--- START OF EXTRACTED DATA ---

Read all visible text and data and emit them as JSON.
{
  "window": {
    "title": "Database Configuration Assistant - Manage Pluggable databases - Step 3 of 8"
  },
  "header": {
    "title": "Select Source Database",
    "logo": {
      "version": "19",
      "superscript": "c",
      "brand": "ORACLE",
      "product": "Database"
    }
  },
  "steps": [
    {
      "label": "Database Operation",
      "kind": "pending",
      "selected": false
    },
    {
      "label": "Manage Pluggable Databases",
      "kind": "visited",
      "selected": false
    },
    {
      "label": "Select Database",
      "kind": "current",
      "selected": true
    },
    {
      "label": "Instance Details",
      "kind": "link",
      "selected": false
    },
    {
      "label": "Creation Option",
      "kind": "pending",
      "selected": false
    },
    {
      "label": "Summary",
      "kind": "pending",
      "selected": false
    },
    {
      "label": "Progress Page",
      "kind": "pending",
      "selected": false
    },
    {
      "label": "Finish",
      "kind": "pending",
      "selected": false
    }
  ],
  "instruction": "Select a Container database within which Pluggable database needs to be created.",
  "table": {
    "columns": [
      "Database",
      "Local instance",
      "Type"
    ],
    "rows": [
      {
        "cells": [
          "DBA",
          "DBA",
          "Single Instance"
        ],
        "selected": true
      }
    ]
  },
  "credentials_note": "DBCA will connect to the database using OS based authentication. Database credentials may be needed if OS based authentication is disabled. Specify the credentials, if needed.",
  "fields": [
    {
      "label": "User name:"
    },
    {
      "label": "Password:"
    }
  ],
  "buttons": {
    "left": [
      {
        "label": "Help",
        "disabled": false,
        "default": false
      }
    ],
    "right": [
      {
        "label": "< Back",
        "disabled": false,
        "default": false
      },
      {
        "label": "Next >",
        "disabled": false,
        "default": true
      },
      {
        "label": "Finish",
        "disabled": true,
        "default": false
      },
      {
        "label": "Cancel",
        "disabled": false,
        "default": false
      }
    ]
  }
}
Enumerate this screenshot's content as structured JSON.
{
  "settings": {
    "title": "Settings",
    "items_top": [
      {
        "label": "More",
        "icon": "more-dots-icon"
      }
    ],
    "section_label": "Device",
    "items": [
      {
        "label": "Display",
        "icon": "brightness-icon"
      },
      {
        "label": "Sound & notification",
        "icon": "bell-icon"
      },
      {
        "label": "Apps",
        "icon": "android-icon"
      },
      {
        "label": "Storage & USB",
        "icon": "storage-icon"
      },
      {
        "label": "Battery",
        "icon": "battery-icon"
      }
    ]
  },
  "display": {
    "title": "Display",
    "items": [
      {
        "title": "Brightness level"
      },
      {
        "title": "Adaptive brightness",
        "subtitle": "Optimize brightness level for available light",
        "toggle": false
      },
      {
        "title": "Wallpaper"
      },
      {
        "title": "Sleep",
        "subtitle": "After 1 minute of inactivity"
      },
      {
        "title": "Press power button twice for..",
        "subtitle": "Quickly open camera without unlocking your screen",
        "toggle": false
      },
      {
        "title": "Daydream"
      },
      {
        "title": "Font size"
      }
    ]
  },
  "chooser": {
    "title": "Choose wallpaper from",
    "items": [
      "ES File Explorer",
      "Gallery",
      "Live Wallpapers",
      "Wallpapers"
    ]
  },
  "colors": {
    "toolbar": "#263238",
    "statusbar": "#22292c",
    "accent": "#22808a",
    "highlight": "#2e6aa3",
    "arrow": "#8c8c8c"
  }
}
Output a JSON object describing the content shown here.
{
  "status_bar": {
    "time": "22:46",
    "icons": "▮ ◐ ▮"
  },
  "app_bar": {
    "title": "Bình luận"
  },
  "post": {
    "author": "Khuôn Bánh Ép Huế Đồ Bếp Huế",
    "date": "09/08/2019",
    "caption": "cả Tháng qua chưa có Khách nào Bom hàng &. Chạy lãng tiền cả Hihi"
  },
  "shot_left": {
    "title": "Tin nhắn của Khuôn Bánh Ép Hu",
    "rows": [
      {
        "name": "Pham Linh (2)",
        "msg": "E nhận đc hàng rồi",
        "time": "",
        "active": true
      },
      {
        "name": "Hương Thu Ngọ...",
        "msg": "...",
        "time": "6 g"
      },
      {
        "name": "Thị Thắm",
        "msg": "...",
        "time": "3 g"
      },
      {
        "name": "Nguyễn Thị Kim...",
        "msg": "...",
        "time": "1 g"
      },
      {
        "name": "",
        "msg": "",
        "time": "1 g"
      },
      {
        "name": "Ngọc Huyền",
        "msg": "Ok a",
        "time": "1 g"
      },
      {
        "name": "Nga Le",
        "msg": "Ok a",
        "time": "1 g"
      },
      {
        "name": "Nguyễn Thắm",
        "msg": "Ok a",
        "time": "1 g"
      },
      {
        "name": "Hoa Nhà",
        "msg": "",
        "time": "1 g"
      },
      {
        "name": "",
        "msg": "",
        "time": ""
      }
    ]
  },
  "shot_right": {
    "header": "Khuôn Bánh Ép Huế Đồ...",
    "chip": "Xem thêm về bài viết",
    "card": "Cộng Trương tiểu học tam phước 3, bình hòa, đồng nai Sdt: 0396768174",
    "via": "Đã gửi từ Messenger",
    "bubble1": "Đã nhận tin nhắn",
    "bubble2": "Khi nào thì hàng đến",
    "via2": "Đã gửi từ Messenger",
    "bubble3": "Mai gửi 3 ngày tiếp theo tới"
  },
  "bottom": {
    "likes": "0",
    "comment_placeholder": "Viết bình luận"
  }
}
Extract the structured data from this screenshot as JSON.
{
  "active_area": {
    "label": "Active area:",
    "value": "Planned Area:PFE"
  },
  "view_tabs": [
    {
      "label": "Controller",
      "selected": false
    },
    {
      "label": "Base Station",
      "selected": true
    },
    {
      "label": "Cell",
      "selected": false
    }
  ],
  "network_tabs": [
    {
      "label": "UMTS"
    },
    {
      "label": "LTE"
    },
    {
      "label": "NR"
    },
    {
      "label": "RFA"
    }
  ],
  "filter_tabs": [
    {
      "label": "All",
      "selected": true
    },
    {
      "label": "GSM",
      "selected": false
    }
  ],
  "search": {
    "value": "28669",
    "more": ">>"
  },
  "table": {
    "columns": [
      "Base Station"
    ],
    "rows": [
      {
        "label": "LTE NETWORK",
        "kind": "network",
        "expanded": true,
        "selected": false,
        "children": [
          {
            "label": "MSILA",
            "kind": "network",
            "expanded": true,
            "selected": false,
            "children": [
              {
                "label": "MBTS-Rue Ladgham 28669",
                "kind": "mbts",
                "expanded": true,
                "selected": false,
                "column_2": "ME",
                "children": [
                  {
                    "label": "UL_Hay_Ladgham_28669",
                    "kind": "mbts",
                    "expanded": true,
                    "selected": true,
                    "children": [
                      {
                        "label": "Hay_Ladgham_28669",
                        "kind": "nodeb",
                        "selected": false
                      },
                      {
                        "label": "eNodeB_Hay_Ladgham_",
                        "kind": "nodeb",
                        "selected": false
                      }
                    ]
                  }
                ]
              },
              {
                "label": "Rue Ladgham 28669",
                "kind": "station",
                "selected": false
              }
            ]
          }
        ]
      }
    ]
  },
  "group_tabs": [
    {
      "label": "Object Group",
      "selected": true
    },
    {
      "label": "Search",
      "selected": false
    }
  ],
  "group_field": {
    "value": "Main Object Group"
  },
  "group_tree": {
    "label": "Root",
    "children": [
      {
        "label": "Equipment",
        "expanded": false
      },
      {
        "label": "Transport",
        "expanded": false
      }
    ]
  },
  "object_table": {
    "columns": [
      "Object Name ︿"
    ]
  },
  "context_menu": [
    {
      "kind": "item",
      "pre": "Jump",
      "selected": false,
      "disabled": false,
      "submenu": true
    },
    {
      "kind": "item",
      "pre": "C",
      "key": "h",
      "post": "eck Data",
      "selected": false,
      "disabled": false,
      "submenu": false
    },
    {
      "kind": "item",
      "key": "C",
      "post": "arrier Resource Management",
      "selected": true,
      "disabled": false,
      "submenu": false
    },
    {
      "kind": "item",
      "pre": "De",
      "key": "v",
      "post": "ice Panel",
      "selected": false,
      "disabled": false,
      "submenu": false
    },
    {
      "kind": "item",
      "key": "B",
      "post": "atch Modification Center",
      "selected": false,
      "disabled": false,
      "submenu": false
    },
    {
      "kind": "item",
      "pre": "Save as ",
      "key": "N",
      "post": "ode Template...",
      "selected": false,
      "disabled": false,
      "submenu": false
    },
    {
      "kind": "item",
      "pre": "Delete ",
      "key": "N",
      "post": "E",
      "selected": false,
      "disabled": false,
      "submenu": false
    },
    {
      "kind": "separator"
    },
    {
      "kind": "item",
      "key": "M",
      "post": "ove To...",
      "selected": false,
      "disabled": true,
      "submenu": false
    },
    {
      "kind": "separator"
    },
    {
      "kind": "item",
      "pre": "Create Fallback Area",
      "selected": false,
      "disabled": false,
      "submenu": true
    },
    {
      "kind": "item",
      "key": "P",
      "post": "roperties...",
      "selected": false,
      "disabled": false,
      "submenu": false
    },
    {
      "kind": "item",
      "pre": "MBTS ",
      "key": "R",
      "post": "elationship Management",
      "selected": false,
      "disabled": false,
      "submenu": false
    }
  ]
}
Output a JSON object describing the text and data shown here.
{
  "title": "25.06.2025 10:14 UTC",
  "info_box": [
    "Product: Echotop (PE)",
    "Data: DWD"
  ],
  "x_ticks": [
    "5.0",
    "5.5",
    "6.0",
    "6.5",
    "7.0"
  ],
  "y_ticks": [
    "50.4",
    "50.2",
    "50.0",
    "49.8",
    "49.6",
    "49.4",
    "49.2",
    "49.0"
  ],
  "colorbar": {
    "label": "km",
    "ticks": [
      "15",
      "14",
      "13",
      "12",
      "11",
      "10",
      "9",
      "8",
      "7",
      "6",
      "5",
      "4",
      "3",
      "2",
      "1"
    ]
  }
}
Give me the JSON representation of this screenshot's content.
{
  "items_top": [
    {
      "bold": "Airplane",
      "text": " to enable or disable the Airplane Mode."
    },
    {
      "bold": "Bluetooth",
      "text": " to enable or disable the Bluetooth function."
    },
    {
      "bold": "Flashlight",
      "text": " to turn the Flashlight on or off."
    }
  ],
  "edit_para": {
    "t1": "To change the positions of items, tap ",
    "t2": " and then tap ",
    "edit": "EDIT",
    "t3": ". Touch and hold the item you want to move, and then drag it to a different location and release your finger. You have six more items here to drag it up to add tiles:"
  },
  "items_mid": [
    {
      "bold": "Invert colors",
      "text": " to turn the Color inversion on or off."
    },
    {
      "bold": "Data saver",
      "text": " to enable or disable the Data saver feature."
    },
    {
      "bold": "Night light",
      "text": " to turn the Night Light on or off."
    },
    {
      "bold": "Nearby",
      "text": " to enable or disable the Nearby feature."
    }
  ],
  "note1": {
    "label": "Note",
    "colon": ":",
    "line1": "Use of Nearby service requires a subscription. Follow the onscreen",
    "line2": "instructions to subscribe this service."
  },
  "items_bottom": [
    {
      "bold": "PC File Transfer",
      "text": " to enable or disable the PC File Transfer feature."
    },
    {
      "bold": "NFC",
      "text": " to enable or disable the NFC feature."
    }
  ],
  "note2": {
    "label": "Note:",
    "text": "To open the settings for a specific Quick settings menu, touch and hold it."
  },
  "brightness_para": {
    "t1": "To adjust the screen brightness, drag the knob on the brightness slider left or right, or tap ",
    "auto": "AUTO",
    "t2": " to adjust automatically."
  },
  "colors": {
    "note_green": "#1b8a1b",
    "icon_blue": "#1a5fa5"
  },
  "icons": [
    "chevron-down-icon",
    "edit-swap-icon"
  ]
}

--- END OF EXTRACTED DATA ---

*WHAT THE EXERCISE ASKS*:
In the entries above, locate every line with the word "open" and copy it.

*SOLUTION FOR THIS TASK*:
        "subtitle": "Quickly open camera without unlocking your screen",
    "text": "To open the settings for a specific Quick settings menu, touch and hold it."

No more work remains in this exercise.